Information:

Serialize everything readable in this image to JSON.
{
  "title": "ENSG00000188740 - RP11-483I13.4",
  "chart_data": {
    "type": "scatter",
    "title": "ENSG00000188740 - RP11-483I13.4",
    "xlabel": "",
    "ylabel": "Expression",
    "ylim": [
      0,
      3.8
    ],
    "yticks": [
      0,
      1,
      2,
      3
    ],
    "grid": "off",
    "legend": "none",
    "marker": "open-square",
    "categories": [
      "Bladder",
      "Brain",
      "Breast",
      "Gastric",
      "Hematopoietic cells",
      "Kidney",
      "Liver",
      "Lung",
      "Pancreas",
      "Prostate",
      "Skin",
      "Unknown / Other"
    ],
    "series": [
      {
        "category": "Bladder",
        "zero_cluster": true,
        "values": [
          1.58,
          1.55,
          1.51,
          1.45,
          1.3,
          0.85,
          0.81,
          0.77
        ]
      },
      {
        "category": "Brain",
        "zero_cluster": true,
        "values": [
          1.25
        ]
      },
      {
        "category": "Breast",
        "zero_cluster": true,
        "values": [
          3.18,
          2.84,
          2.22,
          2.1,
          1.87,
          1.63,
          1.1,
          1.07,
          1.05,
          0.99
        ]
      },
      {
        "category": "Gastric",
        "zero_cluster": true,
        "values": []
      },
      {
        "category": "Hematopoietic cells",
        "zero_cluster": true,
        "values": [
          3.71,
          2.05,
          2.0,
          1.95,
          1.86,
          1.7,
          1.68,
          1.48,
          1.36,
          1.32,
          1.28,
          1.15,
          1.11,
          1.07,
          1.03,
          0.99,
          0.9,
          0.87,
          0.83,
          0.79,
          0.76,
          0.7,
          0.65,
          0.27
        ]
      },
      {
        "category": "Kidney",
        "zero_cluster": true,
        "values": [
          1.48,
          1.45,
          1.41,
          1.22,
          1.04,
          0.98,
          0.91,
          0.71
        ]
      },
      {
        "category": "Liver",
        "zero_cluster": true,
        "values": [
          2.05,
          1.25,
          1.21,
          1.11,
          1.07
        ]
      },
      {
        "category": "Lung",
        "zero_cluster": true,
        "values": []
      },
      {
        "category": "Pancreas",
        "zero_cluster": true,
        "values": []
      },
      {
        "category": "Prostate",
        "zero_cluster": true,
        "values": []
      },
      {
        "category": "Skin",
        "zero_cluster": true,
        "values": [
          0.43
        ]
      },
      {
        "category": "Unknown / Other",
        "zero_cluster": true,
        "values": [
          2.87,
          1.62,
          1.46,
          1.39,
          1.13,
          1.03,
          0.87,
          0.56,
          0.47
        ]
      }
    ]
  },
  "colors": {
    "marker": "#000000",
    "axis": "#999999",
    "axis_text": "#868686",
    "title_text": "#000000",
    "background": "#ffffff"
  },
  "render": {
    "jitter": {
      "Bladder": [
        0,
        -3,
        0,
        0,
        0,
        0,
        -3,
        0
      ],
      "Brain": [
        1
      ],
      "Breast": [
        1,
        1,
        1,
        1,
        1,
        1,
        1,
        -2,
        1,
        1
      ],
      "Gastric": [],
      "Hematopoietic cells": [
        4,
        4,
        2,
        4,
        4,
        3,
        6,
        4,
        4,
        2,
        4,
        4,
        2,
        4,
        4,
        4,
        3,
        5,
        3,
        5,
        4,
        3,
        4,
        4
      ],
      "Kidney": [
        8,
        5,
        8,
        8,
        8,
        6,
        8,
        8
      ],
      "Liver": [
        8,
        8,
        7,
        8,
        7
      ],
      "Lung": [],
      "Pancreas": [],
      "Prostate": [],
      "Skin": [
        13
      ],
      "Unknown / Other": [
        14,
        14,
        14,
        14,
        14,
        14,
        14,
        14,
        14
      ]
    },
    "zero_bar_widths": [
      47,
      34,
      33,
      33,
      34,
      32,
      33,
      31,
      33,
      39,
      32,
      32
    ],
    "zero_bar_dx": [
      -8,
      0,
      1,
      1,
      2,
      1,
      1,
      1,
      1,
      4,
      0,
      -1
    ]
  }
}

Your objective:
Full repetition needed. Write out every entry above exactly as given.

Answer box:
Serialize everything readable in this image to JSON.
{
  "title": "ENSG00000188740 - RP11-483I13.4",
  "chart_data": {
    "type": "scatter",
    "title": "ENSG00000188740 - RP11-483I13.4",
    "xlabel": "",
    "ylabel": "Expression",
    "ylim": [
      0,
      3.8
    ],
    "yticks": [
      0,
      1,
      2,
      3
    ],
    "grid": "off",
    "legend": "none",
    "marker": "open-square",
    "categories": [
      "Bladder",
      "Brain",
      "Breast",
      "Gastric",
      "Hematopoietic cells",
      "Kidney",
      "Liver",
      "Lung",
      "Pancreas",
      "Prostate",
      "Skin",
      "Unknown / Other"
    ],
    "series": [
      {
        "category": "Bladder",
        "zero_cluster": true,
        "values": [
          1.58,
          1.55,
          1.51,
          1.45,
          1.3,
          0.85,
          0.81,
          0.77
        ]
      },
      {
        "category": "Brain",
        "zero_cluster": true,
        "values": [
          1.25
        ]
      },
      {
        "category": "Breast",
        "zero_cluster": true,
        "values": [
          3.18,
          2.84,
          2.22,
          2.1,
          1.87,
          1.63,
          1.1,
          1.07,
          1.05,
          0.99
        ]
      },
      {
        "category": "Gastric",
        "zero_cluster": true,
        "values": []
      },
      {
        "category": "Hematopoietic cells",
        "zero_cluster": true,
        "values": [
          3.71,
          2.05,
          2.0,
          1.95,
          1.86,
          1.7,
          1.68,
          1.48,
          1.36,
          1.32,
          1.28,
          1.15,
          1.11,
          1.07,
          1.03,
          0.99,
          0.9,
          0.87,
          0.83,
          0.79,
          0.76,
          0.7,
          0.65,
          0.27
        ]
      },
      {
        "category": "Kidney",
        "zero_cluster": true,
        "values": [
          1.48,
          1.45,
          1.41,
          1.22,
          1.04,
          0.98,
          0.91,
          0.71
        ]
      },
      {
        "category": "Liver",
        "zero_cluster": true,
        "values": [
          2.05,
          1.25,
          1.21,
          1.11,
          1.07
        ]
      },
      {
        "category": "Lung",
        "zero_cluster": true,
        "values": []
      },
      {
        "category": "Pancreas",
        "zero_cluster": true,
        "values": []
      },
      {
        "category": "Prostate",
        "zero_cluster": true,
        "values": []
      },
      {
        "category": "Skin",
        "zero_cluster": true,
        "values": [
          0.43
        ]
      },
      {
        "category": "Unknown / Other",
        "zero_cluster": true,
        "values": [
          2.87,
          1.62,
          1.46,
          1.39,
          1.13,
          1.03,
          0.87,
          0.56,
          0.47
        ]
      }
    ]
  },
  "colors": {
    "marker": "#000000",
    "axis": "#999999",
    "axis_text": "#868686",
    "title_text": "#000000",
    "background": "#ffffff"
  },
  "render": {
    "jitter": {
      "Bladder": [
        0,
        -3,
        0,
        0,
        0,
        0,
        -3,
        0
      ],
      "Brain": [
        1
      ],
      "Breast": [
        1,
        1,
        1,
        1,
        1,
        1,
        1,
        -2,
        1,
        1
      ],
      "Gastric": [],
      "Hematopoietic cells": [
        4,
        4,
        2,
        4,
        4,
        3,
        6,
        4,
        4,
        2,
        4,
        4,
        2,
        4,
        4,
        4,
        3,
        5,
        3,
        5,
        4,
        3,
        4,
        4
      ],
      "Kidney": [
        8,
        5,
        8,
        8,
        8,
        6,
        8,
        8
      ],
      "Liver": [
        8,
        8,
        7,
        8,
        7
      ],
      "Lung": [],
      "Pancreas": [],
      "Prostate": [],
      "Skin": [
        13
      ],
      "Unknown / Other": [
        14,
        14,
        14,
        14,
        14,
        14,
        14,
        14,
        14
      ]
    },
    "zero_bar_widths": [
      47,
      34,
      33,
      33,
      34,
      32,
      33,
      31,
      33,
      39,
      32,
      32
    ],
    "zero_bar_dx": [
      -8,
      0,
      1,
      1,
      2,
      1,
      1,
      1,
      1,
      4,
      0,
      -1
    ]
  }
}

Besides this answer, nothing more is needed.